◆ Your objective:
Print out the material that follows word for word.

◆ Supplied material:

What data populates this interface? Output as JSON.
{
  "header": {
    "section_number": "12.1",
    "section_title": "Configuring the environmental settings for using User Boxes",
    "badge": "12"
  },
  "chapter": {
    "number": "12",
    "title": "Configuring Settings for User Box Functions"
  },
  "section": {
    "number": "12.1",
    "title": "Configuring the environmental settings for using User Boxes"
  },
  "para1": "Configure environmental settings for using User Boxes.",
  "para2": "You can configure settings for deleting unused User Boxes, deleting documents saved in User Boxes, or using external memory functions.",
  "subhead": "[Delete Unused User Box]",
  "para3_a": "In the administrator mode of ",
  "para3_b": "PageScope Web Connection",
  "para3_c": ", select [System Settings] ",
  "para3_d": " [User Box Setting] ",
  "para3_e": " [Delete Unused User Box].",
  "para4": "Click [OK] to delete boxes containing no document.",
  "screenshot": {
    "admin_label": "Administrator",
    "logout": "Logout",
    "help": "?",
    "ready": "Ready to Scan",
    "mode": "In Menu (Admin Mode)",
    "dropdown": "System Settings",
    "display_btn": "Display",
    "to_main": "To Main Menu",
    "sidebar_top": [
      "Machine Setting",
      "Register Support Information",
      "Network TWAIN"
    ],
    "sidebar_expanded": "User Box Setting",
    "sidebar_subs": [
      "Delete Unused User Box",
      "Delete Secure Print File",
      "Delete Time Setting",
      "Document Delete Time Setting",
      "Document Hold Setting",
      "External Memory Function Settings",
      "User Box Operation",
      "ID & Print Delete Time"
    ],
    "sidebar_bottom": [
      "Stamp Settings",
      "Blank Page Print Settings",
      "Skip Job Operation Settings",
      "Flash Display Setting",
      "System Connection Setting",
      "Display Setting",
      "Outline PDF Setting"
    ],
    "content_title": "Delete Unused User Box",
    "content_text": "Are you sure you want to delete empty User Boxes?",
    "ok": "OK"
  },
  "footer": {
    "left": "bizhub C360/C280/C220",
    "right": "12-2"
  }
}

◆ Finished answer:
What data populates this interface? Output as JSON.
{
  "header": {
    "section_number": "12.1",
    "section_title": "Configuring the environmental settings for using User Boxes",
    "badge": "12"
  },
  "chapter": {
    "number": "12",
    "title": "Configuring Settings for User Box Functions"
  },
  "section": {
    "number": "12.1",
    "title": "Configuring the environmental settings for using User Boxes"
  },
  "para1": "Configure environmental settings for using User Boxes.",
  "para2": "You can configure settings for deleting unused User Boxes, deleting documents saved in User Boxes, or using external memory functions.",
  "subhead": "[Delete Unused User Box]",
  "para3_a": "In the administrator mode of ",
  "para3_b": "PageScope Web Connection",
  "para3_c": ", select [System Settings] ",
  "para3_d": " [User Box Setting] ",
  "para3_e": " [Delete Unused User Box].",
  "para4": "Click [OK] to delete boxes containing no document.",
  "screenshot": {
    "admin_label": "Administrator",
    "logout": "Logout",
    "help": "?",
    "ready": "Ready to Scan",
    "mode": "In Menu (Admin Mode)",
    "dropdown": "System Settings",
    "display_btn": "Display",
    "to_main": "To Main Menu",
    "sidebar_top": [
      "Machine Setting",
      "Register Support Information",
      "Network TWAIN"
    ],
    "sidebar_expanded": "User Box Setting",
    "sidebar_subs": [
      "Delete Unused User Box",
      "Delete Secure Print File",
      "Delete Time Setting",
      "Document Delete Time Setting",
      "Document Hold Setting",
      "External Memory Function Settings",
      "User Box Operation",
      "ID & Print Delete Time"
    ],
    "sidebar_bottom": [
      "Stamp Settings",
      "Blank Page Print Settings",
      "Skip Job Operation Settings",
      "Flash Display Setting",
      "System Connection Setting",
      "Display Setting",
      "Outline PDF Setting"
    ],
    "content_title": "Delete Unused User Box",
    "content_text": "Are you sure you want to delete empty User Boxes?",
    "ok": "OK"
  },
  "footer": {
    "left": "bizhub C360/C280/C220",
    "right": "12-2"
  }
}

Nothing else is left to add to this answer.